- **Goal of the exercise**: Copy every line of the material below word for word.

Figure data in JSON
>> BEGIN
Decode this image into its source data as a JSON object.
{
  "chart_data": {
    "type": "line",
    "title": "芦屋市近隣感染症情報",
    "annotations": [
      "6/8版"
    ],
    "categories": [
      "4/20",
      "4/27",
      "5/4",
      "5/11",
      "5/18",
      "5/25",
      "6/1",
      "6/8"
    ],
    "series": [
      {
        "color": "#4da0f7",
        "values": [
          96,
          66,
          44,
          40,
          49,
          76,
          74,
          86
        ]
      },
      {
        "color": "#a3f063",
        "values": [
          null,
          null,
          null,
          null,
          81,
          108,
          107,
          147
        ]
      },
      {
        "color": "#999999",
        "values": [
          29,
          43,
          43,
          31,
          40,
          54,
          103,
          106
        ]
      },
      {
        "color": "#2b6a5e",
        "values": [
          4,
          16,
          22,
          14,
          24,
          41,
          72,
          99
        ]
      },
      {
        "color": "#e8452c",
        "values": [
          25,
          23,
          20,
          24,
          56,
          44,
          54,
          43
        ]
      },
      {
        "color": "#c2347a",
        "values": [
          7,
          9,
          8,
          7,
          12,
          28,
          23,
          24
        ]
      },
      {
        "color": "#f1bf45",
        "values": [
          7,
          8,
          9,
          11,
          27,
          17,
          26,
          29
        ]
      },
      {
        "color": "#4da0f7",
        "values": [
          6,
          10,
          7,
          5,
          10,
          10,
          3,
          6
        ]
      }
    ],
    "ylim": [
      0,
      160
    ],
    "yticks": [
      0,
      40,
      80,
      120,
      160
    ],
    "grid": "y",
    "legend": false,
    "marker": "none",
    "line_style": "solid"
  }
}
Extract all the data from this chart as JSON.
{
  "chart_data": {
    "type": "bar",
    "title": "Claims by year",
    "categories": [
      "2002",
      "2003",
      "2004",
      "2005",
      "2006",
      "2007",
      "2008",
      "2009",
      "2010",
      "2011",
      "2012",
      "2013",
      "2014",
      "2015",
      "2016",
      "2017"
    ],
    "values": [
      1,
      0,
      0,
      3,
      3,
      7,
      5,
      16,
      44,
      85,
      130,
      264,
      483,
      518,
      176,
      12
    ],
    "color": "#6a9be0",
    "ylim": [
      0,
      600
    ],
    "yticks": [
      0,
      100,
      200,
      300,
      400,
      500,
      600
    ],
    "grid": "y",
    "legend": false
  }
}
>> END
- **Solved problem**:
Decode this image into its source data as a JSON object.
{
  "chart_data": {
    "type": "line",
    "title": "芦屋市近隣感染症情報",
    "annotations": [
      "6/8版"
    ],
    "categories": [
      "4/20",
      "4/27",
      "5/4",
      "5/11",
      "5/18",
      "5/25",
      "6/1",
      "6/8"
    ],
    "series": [
      {
        "color": "#4da0f7",
        "values": [
          96,
          66,
          44,
          40,
          49,
          76,
          74,
          86
        ]
      },
      {
        "color": "#a3f063",
        "values": [
          null,
          null,
          null,
          null,
          81,
          108,
          107,
          147
        ]
      },
      {
        "color": "#999999",
        "values": [
          29,
          43,
          43,
          31,
          40,
          54,
          103,
          106
        ]
      },
      {
        "color": "#2b6a5e",
        "values": [
          4,
          16,
          22,
          14,
          24,
          41,
          72,
          99
        ]
      },
      {
        "color": "#e8452c",
        "values": [
          25,
          23,
          20,
          24,
          56,
          44,
          54,
          43
        ]
      },
      {
        "color": "#c2347a",
        "values": [
          7,
          9,
          8,
          7,
          12,
          28,
          23,
          24
        ]
      },
      {
        "color": "#f1bf45",
        "values": [
          7,
          8,
          9,
          11,
          27,
          17,
          26,
          29
        ]
      },
      {
        "color": "#4da0f7",
        "values": [
          6,
          10,
          7,
          5,
          10,
          10,
          3,
          6
        ]
      }
    ],
    "ylim": [
      0,
      160
    ],
    "yticks": [
      0,
      40,
      80,
      120,
      160
    ],
    "grid": "y",
    "legend": false,
    "marker": "none",
    "line_style": "solid"
  }
}
Extract all the data from this chart as JSON.
{
  "chart_data": {
    "type": "bar",
    "title": "Claims by year",
    "categories": [
      "2002",
      "2003",
      "2004",
      "2005",
      "2006",
      "2007",
      "2008",
      "2009",
      "2010",
      "2011",
      "2012",
      "2013",
      "2014",
      "2015",
      "2016",
      "2017"
    ],
    "values": [
      1,
      0,
      0,
      3,
      3,
      7,
      5,
      16,
      44,
      85,
      130,
      264,
      483,
      518,
      176,
      12
    ],
    "color": "#6a9be0",
    "ylim": [
      0,
      600
    ],
    "yticks": [
      0,
      100,
      200,
      300,
      400,
      500,
      600
    ],
    "grid": "y",
    "legend": false
  }
}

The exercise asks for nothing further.